### WORK TO DO
Extract the text of each entry below exactly, leaving every image behind.

### RECORDS FOR PROCESSING

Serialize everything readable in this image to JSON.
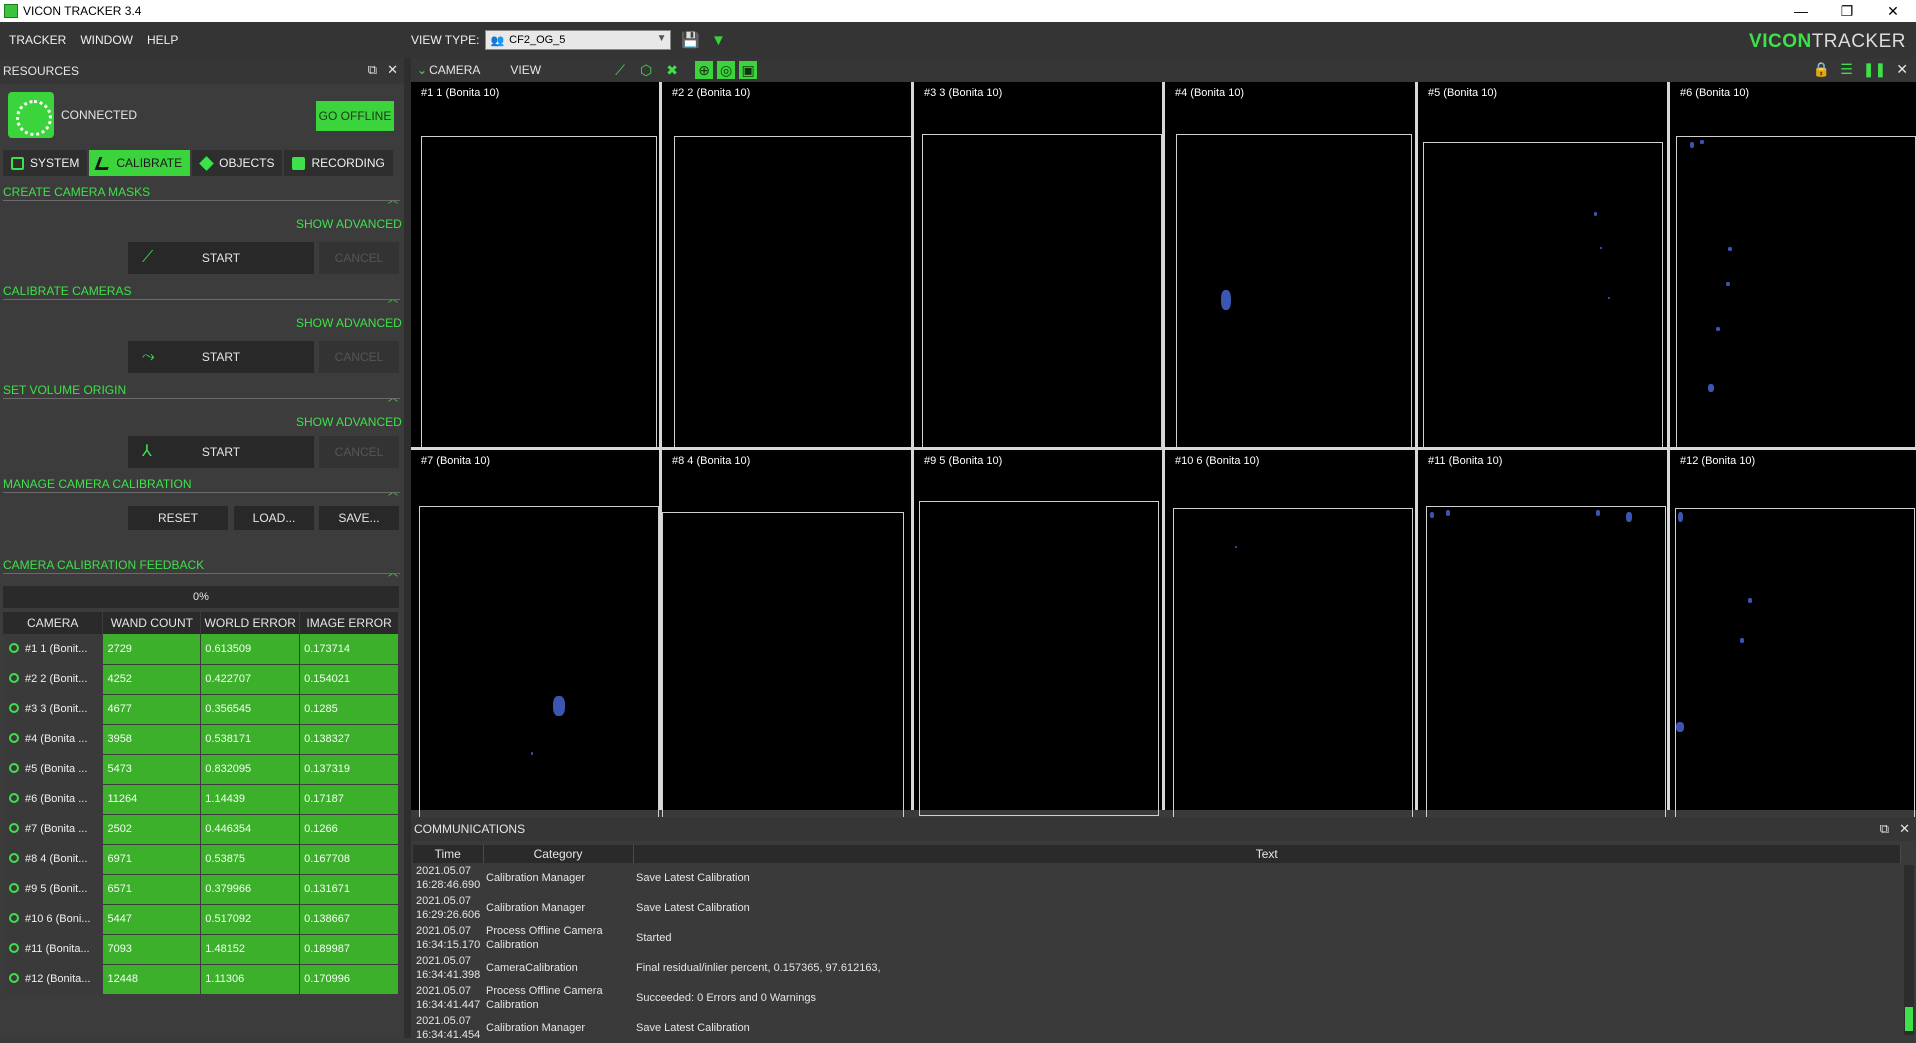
{
  "window": {
    "title": "VICON TRACKER 3.4",
    "min": "—",
    "restore": "❐",
    "close": "✕"
  },
  "menu": {
    "items": [
      "TRACKER",
      "WINDOW",
      "HELP"
    ]
  },
  "viewtype": {
    "label": "VIEW TYPE:",
    "value": "CF2_OG_5"
  },
  "brand": {
    "part1": "VICON",
    "part2": "TRACKER"
  },
  "resources": {
    "title": "RESOURCES",
    "status": "CONNECTED",
    "offline_button": "GO OFFLINE",
    "tabs": [
      {
        "label": "SYSTEM"
      },
      {
        "label": "CALIBRATE"
      },
      {
        "label": "OBJECTS"
      },
      {
        "label": "RECORDING"
      }
    ]
  },
  "calibrate": {
    "masks": {
      "title": "CREATE CAMERA MASKS",
      "advanced": "SHOW ADVANCED",
      "start": "START",
      "cancel": "CANCEL"
    },
    "cameras": {
      "title": "CALIBRATE CAMERAS",
      "advanced": "SHOW ADVANCED",
      "start": "START",
      "cancel": "CANCEL"
    },
    "origin": {
      "title": "SET VOLUME ORIGIN",
      "advanced": "SHOW ADVANCED",
      "start": "START",
      "cancel": "CANCEL"
    },
    "manage": {
      "title": "MANAGE CAMERA CALIBRATION",
      "reset": "RESET",
      "load": "LOAD...",
      "save": "SAVE..."
    },
    "feedback": {
      "title": "CAMERA CALIBRATION FEEDBACK",
      "progress": "0%",
      "columns": [
        "CAMERA",
        "WAND COUNT",
        "WORLD ERROR",
        "IMAGE ERROR"
      ],
      "rows": [
        {
          "camera": "#1 1 (Bonit...",
          "wand": "2729",
          "world": "0.613509",
          "image": "0.173714"
        },
        {
          "camera": "#2 2 (Bonit...",
          "wand": "4252",
          "world": "0.422707",
          "image": "0.154021"
        },
        {
          "camera": "#3 3 (Bonit...",
          "wand": "4677",
          "world": "0.356545",
          "image": "0.1285"
        },
        {
          "camera": "#4 (Bonita ...",
          "wand": "3958",
          "world": "0.538171",
          "image": "0.138327"
        },
        {
          "camera": "#5 (Bonita ...",
          "wand": "5473",
          "world": "0.832095",
          "image": "0.137319"
        },
        {
          "camera": "#6 (Bonita ...",
          "wand": "11264",
          "world": "1.14439",
          "image": "0.17187"
        },
        {
          "camera": "#7 (Bonita ...",
          "wand": "2502",
          "world": "0.446354",
          "image": "0.1266"
        },
        {
          "camera": "#8 4 (Bonit...",
          "wand": "6971",
          "world": "0.53875",
          "image": "0.167708"
        },
        {
          "camera": "#9 5 (Bonit...",
          "wand": "6571",
          "world": "0.379966",
          "image": "0.131671"
        },
        {
          "camera": "#10 6 (Boni...",
          "wand": "5447",
          "world": "0.517092",
          "image": "0.138667"
        },
        {
          "camera": "#11 (Bonita...",
          "wand": "7093",
          "world": "1.48152",
          "image": "0.189987"
        },
        {
          "camera": "#12 (Bonita...",
          "wand": "12448",
          "world": "1.11306",
          "image": "0.170996"
        }
      ]
    }
  },
  "camera_view": {
    "label": "CAMERA",
    "view_label": "VIEW",
    "cameras": [
      "#1 1 (Bonita 10)",
      "#2 2 (Bonita 10)",
      "#3 3 (Bonita 10)",
      "#4 (Bonita 10)",
      "#5 (Bonita 10)",
      "#6 (Bonita 10)",
      "#7 (Bonita 10)",
      "#8 4 (Bonita 10)",
      "#9 5 (Bonita 10)",
      "#10 6 (Bonita 10)",
      "#11 (Bonita 10)",
      "#12 (Bonita 10)"
    ]
  },
  "communications": {
    "title": "COMMUNICATIONS",
    "columns": [
      "Time",
      "Category",
      "Text"
    ],
    "rows": [
      {
        "time1": "2021.05.07",
        "time2": "16:28:46.690",
        "category": "Calibration Manager",
        "text": "Save Latest Calibration"
      },
      {
        "time1": "2021.05.07",
        "time2": "16:29:26.606",
        "category": "Calibration Manager",
        "text": "Save Latest Calibration"
      },
      {
        "time1": "2021.05.07",
        "time2": "16:34:15.170",
        "category": "Process Offline Camera Calibration",
        "text": "Started"
      },
      {
        "time1": "2021.05.07",
        "time2": "16:34:41.398",
        "category": "CameraCalibration",
        "text": "Final residual/inlier percent, 0.157365, 97.612163,"
      },
      {
        "time1": "2021.05.07",
        "time2": "16:34:41.447",
        "category": "Process Offline Camera Calibration",
        "text": "Succeeded: 0 Errors and 0 Warnings"
      },
      {
        "time1": "2021.05.07",
        "time2": "16:34:41.454",
        "category": "Calibration Manager",
        "text": "Save Latest Calibration"
      }
    ]
  },
  "colors": {
    "accent": "#3bd43c",
    "cell_green": "#3cb02a",
    "blob": "#3a56b0"
  }
}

### THE SOLUTION
Serialize everything readable in this image to JSON.
{
  "window": {
    "title": "VICON TRACKER 3.4",
    "min": "—",
    "restore": "❐",
    "close": "✕"
  },
  "menu": {
    "items": [
      "TRACKER",
      "WINDOW",
      "HELP"
    ]
  },
  "viewtype": {
    "label": "VIEW TYPE:",
    "value": "CF2_OG_5"
  },
  "brand": {
    "part1": "VICON",
    "part2": "TRACKER"
  },
  "resources": {
    "title": "RESOURCES",
    "status": "CONNECTED",
    "offline_button": "GO OFFLINE",
    "tabs": [
      {
        "label": "SYSTEM"
      },
      {
        "label": "CALIBRATE"
      },
      {
        "label": "OBJECTS"
      },
      {
        "label": "RECORDING"
      }
    ]
  },
  "calibrate": {
    "masks": {
      "title": "CREATE CAMERA MASKS",
      "advanced": "SHOW ADVANCED",
      "start": "START",
      "cancel": "CANCEL"
    },
    "cameras": {
      "title": "CALIBRATE CAMERAS",
      "advanced": "SHOW ADVANCED",
      "start": "START",
      "cancel": "CANCEL"
    },
    "origin": {
      "title": "SET VOLUME ORIGIN",
      "advanced": "SHOW ADVANCED",
      "start": "START",
      "cancel": "CANCEL"
    },
    "manage": {
      "title": "MANAGE CAMERA CALIBRATION",
      "reset": "RESET",
      "load": "LOAD...",
      "save": "SAVE..."
    },
    "feedback": {
      "title": "CAMERA CALIBRATION FEEDBACK",
      "progress": "0%",
      "columns": [
        "CAMERA",
        "WAND COUNT",
        "WORLD ERROR",
        "IMAGE ERROR"
      ],
      "rows": [
        {
          "camera": "#1 1 (Bonit...",
          "wand": "2729",
          "world": "0.613509",
          "image": "0.173714"
        },
        {
          "camera": "#2 2 (Bonit...",
          "wand": "4252",
          "world": "0.422707",
          "image": "0.154021"
        },
        {
          "camera": "#3 3 (Bonit...",
          "wand": "4677",
          "world": "0.356545",
          "image": "0.1285"
        },
        {
          "camera": "#4 (Bonita ...",
          "wand": "3958",
          "world": "0.538171",
          "image": "0.138327"
        },
        {
          "camera": "#5 (Bonita ...",
          "wand": "5473",
          "world": "0.832095",
          "image": "0.137319"
        },
        {
          "camera": "#6 (Bonita ...",
          "wand": "11264",
          "world": "1.14439",
          "image": "0.17187"
        },
        {
          "camera": "#7 (Bonita ...",
          "wand": "2502",
          "world": "0.446354",
          "image": "0.1266"
        },
        {
          "camera": "#8 4 (Bonit...",
          "wand": "6971",
          "world": "0.53875",
          "image": "0.167708"
        },
        {
          "camera": "#9 5 (Bonit...",
          "wand": "6571",
          "world": "0.379966",
          "image": "0.131671"
        },
        {
          "camera": "#10 6 (Boni...",
          "wand": "5447",
          "world": "0.517092",
          "image": "0.138667"
        },
        {
          "camera": "#11 (Bonita...",
          "wand": "7093",
          "world": "1.48152",
          "image": "0.189987"
        },
        {
          "camera": "#12 (Bonita...",
          "wand": "12448",
          "world": "1.11306",
          "image": "0.170996"
        }
      ]
    }
  },
  "camera_view": {
    "label": "CAMERA",
    "view_label": "VIEW",
    "cameras": [
      "#1 1 (Bonita 10)",
      "#2 2 (Bonita 10)",
      "#3 3 (Bonita 10)",
      "#4 (Bonita 10)",
      "#5 (Bonita 10)",
      "#6 (Bonita 10)",
      "#7 (Bonita 10)",
      "#8 4 (Bonita 10)",
      "#9 5 (Bonita 10)",
      "#10 6 (Bonita 10)",
      "#11 (Bonita 10)",
      "#12 (Bonita 10)"
    ]
  },
  "communications": {
    "title": "COMMUNICATIONS",
    "columns": [
      "Time",
      "Category",
      "Text"
    ],
    "rows": [
      {
        "time1": "2021.05.07",
        "time2": "16:28:46.690",
        "category": "Calibration Manager",
        "text": "Save Latest Calibration"
      },
      {
        "time1": "2021.05.07",
        "time2": "16:29:26.606",
        "category": "Calibration Manager",
        "text": "Save Latest Calibration"
      },
      {
        "time1": "2021.05.07",
        "time2": "16:34:15.170",
        "category": "Process Offline Camera Calibration",
        "text": "Started"
      },
      {
        "time1": "2021.05.07",
        "time2": "16:34:41.398",
        "category": "CameraCalibration",
        "text": "Final residual/inlier percent, 0.157365, 97.612163,"
      },
      {
        "time1": "2021.05.07",
        "time2": "16:34:41.447",
        "category": "Process Offline Camera Calibration",
        "text": "Succeeded: 0 Errors and 0 Warnings"
      },
      {
        "time1": "2021.05.07",
        "time2": "16:34:41.454",
        "category": "Calibration Manager",
        "text": "Save Latest Calibration"
      }
    ]
  },
  "colors": {
    "accent": "#3bd43c",
    "cell_green": "#3cb02a",
    "blob": "#3a56b0"
  }
}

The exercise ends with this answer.